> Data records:
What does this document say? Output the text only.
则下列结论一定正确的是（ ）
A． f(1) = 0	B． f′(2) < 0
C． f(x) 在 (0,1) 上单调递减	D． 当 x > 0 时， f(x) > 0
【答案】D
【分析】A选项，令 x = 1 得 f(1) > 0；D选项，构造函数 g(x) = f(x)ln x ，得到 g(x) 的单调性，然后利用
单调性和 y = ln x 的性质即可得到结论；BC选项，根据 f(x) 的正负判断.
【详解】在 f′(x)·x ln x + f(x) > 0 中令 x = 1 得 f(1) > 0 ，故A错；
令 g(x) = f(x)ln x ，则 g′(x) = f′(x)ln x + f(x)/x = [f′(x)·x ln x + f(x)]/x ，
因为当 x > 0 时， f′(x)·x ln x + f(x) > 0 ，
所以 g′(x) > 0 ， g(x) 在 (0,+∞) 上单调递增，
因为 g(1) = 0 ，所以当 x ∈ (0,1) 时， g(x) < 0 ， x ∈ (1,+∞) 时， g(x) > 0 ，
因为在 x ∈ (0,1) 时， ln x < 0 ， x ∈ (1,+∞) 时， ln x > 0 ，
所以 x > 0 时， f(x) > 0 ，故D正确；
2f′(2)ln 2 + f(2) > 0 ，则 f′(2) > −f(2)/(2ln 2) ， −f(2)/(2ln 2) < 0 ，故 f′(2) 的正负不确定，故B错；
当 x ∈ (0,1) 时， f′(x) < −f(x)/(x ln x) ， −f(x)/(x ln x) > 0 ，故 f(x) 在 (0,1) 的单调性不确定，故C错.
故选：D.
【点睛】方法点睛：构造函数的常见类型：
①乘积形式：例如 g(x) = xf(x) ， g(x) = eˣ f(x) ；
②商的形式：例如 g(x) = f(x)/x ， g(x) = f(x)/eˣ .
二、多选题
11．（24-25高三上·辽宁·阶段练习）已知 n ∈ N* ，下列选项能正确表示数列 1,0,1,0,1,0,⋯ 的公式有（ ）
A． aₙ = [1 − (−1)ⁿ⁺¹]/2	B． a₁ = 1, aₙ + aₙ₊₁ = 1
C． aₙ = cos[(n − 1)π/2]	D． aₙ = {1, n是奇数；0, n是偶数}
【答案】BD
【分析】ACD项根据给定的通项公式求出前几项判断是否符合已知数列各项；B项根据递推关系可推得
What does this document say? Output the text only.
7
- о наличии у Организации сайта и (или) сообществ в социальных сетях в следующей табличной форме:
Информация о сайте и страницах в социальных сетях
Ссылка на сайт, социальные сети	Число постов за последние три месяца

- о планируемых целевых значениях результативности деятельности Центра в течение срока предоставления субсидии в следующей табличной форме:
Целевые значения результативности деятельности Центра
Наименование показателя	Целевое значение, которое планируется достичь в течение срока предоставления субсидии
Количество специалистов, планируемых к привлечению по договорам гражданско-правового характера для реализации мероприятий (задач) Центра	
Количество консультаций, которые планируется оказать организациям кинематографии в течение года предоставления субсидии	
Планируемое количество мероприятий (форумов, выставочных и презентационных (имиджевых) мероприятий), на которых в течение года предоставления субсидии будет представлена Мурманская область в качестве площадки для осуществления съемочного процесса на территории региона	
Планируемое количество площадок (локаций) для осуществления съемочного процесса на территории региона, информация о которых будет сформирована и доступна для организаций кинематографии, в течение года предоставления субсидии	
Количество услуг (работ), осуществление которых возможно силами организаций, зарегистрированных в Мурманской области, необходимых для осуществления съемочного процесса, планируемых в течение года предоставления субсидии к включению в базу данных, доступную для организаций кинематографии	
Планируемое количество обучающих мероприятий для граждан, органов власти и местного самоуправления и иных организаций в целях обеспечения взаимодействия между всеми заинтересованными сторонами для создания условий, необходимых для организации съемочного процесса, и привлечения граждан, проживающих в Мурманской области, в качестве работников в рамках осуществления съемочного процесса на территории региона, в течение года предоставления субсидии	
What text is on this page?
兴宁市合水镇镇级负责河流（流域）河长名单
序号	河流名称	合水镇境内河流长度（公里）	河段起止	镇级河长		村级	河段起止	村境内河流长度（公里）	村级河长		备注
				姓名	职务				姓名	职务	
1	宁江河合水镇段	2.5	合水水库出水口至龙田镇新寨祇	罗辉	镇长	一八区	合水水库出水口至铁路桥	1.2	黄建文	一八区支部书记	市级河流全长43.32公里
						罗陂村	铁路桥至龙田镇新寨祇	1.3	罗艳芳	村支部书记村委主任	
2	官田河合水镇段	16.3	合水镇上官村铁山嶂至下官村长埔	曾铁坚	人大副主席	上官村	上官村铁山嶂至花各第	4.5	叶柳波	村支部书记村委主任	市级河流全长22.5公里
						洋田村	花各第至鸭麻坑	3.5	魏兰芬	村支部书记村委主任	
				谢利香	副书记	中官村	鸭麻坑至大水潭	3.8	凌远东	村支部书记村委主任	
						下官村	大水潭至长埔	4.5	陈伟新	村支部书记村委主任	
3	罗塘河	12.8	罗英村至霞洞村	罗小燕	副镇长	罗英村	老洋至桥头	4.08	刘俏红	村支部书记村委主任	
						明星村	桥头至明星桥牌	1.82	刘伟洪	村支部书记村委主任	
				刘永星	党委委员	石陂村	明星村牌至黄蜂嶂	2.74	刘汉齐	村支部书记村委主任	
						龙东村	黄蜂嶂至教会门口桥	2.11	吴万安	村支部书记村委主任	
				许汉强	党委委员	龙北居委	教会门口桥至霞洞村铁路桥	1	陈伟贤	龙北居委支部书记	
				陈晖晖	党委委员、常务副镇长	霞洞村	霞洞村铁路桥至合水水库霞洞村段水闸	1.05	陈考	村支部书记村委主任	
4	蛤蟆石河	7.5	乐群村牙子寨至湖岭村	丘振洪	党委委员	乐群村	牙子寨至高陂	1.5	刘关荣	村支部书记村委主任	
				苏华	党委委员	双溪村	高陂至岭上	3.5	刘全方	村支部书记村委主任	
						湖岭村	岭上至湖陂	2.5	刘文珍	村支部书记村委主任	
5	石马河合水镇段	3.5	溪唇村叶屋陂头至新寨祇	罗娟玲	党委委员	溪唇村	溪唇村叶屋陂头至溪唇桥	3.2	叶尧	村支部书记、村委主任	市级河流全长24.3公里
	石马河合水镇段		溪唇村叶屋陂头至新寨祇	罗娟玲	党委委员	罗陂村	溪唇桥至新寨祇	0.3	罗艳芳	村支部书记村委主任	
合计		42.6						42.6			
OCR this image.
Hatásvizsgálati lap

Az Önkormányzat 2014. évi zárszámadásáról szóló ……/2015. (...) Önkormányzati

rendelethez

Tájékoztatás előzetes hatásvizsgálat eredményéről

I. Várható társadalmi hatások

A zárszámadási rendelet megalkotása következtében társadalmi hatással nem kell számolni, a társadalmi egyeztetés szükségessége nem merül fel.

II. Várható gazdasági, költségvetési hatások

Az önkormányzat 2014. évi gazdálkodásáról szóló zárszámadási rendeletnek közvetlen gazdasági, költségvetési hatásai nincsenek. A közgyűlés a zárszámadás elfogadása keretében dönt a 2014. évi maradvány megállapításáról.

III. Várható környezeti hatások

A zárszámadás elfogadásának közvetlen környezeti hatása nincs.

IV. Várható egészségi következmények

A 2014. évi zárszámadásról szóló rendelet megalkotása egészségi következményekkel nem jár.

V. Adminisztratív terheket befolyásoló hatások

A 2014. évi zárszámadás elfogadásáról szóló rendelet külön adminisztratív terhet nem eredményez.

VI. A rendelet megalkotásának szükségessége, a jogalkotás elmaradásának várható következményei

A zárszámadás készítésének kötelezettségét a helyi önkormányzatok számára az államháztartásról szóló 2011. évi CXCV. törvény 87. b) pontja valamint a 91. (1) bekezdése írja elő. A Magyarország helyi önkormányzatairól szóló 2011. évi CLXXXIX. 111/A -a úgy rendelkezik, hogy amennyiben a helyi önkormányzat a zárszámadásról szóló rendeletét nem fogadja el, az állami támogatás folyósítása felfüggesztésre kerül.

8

> Stated goal:
Pick out the lines containing the string "szóló".

> Expected answer:
Az Önkormányzat 2014. évi zárszámadásáról szóló ……/2015. (...) Önkormányzati
Az önkormányzat 2014. évi gazdálkodásáról szóló zárszámadási rendeletnek közvetlen gazdasági, költségvetési hatásai nincsenek. A közgyűlés a zárszámadás elfogadása keretében dönt a 2014. évi maradvány megállapításáról.
A 2014. évi zárszámadásról szóló rendelet megalkotása egészségi következményekkel nem jár.
A 2014. évi zárszámadás elfogadásáról szóló rendelet külön adminisztratív terhet nem eredményez.
A zárszámadás készítésének kötelezettségét a helyi önkormányzatok számára az államháztartásról szóló 2011. évi CXCV. törvény 87. b) pontja valamint a 91. (1) bekezdése írja elő. A Magyarország helyi önkormányzatairól szóló 2011. évi CLXXXIX. 111/A -a úgy rendelkezik, hogy amennyiben a helyi önkormányzat a zárszámadásról szóló rendeletét nem fogadja el, az állami támogatás folyósítása felfüggesztésre kerül.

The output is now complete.